* start RECORD SET *

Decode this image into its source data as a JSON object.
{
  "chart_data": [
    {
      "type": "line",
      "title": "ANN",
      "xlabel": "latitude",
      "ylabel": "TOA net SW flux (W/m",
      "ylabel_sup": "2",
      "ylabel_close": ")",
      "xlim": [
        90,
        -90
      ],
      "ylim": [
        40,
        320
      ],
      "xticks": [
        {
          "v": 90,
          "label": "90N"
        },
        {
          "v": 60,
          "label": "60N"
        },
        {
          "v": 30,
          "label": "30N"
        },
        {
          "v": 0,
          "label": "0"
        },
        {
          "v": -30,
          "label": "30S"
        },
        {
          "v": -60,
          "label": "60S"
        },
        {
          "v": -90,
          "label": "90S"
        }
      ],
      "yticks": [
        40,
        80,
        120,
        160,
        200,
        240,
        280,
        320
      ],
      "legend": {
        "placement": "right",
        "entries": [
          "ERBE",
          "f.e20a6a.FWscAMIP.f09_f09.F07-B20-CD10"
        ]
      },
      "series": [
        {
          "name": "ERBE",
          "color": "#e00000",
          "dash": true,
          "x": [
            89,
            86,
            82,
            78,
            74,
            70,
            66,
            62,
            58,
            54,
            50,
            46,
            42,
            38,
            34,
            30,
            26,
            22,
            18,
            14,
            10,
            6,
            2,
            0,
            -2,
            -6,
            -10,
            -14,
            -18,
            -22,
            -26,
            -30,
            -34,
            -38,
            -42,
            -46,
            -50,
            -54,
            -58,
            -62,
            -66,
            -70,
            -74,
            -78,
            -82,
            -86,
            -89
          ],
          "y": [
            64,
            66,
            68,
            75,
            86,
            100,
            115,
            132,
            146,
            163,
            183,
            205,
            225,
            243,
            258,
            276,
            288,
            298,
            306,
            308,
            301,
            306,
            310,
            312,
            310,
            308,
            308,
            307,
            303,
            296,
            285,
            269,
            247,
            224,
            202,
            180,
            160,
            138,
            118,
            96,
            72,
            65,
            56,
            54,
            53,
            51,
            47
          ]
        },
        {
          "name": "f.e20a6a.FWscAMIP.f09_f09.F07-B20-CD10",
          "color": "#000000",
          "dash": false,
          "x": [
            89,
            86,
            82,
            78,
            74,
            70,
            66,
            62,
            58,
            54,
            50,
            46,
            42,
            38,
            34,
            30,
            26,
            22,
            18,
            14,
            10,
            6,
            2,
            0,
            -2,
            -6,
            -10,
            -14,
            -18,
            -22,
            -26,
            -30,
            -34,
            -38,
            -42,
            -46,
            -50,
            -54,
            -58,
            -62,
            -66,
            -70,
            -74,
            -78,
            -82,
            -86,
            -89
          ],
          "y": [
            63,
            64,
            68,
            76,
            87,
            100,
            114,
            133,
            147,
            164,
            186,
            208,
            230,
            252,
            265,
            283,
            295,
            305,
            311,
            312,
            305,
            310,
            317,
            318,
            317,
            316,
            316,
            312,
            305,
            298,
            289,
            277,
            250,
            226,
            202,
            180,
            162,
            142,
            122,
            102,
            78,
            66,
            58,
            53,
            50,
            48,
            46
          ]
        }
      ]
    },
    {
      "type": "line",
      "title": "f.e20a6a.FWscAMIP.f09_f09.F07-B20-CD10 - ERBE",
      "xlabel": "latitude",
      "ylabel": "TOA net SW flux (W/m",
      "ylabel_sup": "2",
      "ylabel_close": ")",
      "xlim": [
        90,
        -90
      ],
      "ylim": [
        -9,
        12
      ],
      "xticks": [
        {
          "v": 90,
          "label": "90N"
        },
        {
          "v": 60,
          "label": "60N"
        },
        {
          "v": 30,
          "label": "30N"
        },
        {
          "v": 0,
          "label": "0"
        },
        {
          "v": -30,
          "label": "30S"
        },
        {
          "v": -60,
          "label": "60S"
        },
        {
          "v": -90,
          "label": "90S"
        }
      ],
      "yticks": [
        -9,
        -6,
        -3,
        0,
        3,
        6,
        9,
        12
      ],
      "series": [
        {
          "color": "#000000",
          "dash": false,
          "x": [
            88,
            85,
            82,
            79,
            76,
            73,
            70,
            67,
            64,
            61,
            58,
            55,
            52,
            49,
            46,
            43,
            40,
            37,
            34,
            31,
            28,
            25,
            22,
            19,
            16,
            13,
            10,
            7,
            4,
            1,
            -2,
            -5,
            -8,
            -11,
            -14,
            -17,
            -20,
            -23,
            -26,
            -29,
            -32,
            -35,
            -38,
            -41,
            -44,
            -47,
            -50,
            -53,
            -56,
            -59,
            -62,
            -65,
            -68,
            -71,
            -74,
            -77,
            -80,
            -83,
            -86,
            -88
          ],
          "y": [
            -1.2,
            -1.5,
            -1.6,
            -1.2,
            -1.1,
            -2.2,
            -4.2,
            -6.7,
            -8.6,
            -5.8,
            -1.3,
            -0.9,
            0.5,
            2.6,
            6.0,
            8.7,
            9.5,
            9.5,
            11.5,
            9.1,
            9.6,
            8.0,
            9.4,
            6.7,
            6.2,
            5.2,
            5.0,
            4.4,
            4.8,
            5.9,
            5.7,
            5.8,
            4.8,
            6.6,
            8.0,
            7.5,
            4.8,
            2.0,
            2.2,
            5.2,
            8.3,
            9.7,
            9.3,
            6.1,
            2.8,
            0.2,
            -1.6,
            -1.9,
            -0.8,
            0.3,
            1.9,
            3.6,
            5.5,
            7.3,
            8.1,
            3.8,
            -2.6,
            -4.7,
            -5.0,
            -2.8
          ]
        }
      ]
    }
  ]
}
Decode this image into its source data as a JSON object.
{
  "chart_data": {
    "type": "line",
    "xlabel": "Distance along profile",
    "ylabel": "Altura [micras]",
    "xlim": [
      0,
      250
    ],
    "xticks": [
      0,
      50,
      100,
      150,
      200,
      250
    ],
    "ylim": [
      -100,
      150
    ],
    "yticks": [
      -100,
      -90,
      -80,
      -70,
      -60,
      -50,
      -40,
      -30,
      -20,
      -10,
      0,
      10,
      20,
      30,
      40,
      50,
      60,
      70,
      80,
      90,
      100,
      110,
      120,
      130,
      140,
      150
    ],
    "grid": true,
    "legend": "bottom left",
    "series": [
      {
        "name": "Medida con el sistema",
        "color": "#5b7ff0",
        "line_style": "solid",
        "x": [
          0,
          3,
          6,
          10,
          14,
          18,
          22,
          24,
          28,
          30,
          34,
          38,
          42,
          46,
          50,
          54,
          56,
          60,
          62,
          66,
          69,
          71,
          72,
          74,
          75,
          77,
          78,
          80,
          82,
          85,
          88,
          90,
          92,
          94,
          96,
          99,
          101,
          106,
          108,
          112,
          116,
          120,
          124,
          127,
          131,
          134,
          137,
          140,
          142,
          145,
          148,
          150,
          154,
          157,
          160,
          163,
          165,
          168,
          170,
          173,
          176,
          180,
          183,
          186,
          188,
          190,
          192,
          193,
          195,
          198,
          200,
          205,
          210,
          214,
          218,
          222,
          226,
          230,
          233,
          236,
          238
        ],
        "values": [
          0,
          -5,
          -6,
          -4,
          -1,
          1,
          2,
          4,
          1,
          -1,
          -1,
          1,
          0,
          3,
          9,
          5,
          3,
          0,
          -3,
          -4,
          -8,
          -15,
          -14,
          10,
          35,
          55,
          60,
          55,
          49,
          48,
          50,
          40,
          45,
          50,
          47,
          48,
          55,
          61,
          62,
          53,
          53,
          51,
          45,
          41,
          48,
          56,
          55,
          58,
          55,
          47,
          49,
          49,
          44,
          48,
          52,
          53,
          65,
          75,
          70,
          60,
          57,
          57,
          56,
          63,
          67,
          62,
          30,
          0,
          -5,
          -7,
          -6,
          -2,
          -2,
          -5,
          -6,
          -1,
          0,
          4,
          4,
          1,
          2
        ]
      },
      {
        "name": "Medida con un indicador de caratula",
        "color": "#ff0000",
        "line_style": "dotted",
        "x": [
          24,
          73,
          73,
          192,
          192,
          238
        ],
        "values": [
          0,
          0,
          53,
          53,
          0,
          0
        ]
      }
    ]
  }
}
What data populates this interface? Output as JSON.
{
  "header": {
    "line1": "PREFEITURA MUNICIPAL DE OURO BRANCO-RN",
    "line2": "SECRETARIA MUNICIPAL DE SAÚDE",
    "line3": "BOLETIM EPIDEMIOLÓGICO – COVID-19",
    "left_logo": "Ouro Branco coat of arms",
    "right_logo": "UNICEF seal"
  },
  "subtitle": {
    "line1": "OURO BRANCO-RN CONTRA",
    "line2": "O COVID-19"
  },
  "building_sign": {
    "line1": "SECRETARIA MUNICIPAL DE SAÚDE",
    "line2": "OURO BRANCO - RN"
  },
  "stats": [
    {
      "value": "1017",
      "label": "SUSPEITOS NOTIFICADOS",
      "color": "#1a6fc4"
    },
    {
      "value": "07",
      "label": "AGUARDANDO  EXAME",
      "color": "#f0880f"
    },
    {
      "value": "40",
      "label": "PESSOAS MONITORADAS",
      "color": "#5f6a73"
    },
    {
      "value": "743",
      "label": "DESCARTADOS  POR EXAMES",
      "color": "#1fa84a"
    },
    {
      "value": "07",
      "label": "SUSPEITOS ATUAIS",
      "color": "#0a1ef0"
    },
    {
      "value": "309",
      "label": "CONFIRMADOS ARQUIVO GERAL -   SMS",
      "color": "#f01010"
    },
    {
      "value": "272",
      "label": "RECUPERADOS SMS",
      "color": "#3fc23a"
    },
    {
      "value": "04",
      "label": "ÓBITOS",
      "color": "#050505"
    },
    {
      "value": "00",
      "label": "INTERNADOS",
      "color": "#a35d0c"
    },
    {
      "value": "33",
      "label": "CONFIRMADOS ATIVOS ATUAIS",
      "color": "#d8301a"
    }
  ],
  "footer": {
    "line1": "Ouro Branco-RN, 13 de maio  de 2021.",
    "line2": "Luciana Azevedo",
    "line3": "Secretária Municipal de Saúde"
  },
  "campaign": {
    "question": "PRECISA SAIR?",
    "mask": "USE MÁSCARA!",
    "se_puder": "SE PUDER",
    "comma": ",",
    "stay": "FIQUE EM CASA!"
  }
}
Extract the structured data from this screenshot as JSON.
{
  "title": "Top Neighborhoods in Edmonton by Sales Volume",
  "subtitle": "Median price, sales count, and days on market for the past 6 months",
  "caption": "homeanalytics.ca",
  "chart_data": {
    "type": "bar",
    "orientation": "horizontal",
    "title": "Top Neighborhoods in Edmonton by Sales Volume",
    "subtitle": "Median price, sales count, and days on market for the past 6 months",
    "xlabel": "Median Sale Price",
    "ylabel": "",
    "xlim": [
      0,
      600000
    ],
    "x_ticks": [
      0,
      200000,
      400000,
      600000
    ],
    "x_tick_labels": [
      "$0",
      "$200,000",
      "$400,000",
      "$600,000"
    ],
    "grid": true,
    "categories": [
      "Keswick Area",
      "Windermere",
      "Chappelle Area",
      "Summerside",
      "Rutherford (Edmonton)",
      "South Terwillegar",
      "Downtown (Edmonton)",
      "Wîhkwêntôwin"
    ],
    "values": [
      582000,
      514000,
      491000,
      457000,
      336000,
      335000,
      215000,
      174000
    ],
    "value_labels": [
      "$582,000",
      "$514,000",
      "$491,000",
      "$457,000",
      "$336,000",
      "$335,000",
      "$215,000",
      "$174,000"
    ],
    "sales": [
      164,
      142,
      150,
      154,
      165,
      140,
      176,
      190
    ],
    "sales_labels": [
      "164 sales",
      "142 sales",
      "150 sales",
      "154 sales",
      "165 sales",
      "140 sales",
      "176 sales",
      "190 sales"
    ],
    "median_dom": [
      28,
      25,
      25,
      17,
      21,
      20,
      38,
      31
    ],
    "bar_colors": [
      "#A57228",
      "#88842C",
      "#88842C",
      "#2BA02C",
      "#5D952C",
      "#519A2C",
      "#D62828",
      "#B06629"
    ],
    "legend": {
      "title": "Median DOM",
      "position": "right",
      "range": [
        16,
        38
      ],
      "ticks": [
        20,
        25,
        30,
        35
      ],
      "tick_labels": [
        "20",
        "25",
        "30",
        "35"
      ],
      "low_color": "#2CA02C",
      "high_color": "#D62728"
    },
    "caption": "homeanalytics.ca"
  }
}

* end RECORD SET *

**SHORT EXERCISE:** Find each line with the string "name" and copy it out.

**WRITTEN SOLUTION:**
          "name": "ERBE",
          "name": "f.e20a6a.FWscAMIP.f09_f09.F07-B20-CD10",
        "name": "Medida con el sistema",
        "name": "Medida con un indicador de caratula",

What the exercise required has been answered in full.